Task goal - Reproduce the entries word for word, from the first line through the line containing "bar-advertisers-8 [647, 205, 661, 365]", with both ends included.

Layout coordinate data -
========================================

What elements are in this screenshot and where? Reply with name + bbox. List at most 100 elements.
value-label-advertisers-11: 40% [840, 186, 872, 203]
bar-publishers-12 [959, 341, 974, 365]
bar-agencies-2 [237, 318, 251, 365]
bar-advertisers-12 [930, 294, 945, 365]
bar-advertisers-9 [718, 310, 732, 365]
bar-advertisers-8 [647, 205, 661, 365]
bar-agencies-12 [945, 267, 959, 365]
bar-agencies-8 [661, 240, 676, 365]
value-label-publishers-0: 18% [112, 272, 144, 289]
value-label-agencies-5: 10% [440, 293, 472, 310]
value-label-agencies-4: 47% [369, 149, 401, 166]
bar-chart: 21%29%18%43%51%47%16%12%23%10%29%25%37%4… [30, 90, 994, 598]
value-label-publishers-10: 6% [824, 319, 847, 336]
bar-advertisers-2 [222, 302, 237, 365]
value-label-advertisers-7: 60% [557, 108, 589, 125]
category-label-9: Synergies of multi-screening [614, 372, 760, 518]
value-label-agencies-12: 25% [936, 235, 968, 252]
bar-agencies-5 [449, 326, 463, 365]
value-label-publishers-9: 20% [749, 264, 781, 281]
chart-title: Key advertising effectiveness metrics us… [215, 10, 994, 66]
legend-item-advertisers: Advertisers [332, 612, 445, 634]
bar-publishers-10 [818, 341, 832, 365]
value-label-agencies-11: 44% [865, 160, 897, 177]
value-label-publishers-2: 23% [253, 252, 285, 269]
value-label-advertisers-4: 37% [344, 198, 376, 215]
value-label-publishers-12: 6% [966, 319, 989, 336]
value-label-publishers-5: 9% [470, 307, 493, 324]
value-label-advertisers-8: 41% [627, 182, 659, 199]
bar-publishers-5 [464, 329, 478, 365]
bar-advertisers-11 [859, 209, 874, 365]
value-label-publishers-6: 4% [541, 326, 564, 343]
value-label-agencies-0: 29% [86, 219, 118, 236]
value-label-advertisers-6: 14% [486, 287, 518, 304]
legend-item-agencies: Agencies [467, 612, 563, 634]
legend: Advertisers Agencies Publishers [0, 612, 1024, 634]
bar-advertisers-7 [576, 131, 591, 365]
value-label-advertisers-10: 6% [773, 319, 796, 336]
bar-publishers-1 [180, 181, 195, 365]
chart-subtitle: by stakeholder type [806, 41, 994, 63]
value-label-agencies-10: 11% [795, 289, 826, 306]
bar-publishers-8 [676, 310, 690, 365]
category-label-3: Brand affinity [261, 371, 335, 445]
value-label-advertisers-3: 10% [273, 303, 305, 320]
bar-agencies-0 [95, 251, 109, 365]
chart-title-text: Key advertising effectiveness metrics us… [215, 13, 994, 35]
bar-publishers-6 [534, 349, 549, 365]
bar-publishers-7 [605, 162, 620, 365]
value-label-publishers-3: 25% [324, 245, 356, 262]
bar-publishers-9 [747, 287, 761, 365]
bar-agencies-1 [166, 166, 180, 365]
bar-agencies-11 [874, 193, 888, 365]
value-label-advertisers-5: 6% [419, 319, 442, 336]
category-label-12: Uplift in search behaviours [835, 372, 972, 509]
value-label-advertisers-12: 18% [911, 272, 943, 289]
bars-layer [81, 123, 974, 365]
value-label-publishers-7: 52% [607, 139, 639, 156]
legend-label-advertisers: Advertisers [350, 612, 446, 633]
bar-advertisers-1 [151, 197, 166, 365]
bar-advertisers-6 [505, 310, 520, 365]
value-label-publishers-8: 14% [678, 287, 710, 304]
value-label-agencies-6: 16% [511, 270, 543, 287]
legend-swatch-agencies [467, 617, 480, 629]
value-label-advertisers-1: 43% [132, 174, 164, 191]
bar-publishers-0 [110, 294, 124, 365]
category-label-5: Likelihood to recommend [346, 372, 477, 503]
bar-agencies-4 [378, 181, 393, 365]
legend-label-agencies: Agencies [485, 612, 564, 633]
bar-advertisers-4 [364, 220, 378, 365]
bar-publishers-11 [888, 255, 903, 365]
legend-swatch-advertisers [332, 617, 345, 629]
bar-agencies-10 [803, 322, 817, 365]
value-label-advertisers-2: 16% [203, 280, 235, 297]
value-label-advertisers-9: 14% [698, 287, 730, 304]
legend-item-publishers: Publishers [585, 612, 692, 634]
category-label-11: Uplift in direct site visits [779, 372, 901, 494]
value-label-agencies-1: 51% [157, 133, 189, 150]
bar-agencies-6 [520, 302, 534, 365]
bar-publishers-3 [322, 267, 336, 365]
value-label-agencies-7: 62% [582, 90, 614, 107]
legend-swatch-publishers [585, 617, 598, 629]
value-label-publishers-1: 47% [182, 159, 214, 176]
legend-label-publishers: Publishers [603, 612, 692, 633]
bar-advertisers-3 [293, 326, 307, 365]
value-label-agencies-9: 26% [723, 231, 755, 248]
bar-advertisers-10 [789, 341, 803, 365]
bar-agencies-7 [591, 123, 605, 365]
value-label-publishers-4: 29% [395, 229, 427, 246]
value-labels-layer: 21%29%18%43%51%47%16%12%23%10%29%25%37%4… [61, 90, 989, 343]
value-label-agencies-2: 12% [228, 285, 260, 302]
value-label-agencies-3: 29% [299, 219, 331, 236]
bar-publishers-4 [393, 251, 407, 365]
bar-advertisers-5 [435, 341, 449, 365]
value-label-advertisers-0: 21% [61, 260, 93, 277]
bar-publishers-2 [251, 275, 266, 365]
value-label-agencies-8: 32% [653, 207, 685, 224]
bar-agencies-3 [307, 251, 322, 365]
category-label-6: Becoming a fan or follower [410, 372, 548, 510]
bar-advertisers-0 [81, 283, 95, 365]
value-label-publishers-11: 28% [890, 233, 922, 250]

========================================

Result -
What elements are in this screenshot and where? Reply with name + bbox. List at most 100 elements.
value-label-advertisers-11: 40% [840, 186, 872, 203]
bar-publishers-12 [959, 341, 974, 365]
bar-agencies-2 [237, 318, 251, 365]
bar-advertisers-12 [930, 294, 945, 365]
bar-advertisers-9 [718, 310, 732, 365]
bar-advertisers-8 [647, 205, 661, 365]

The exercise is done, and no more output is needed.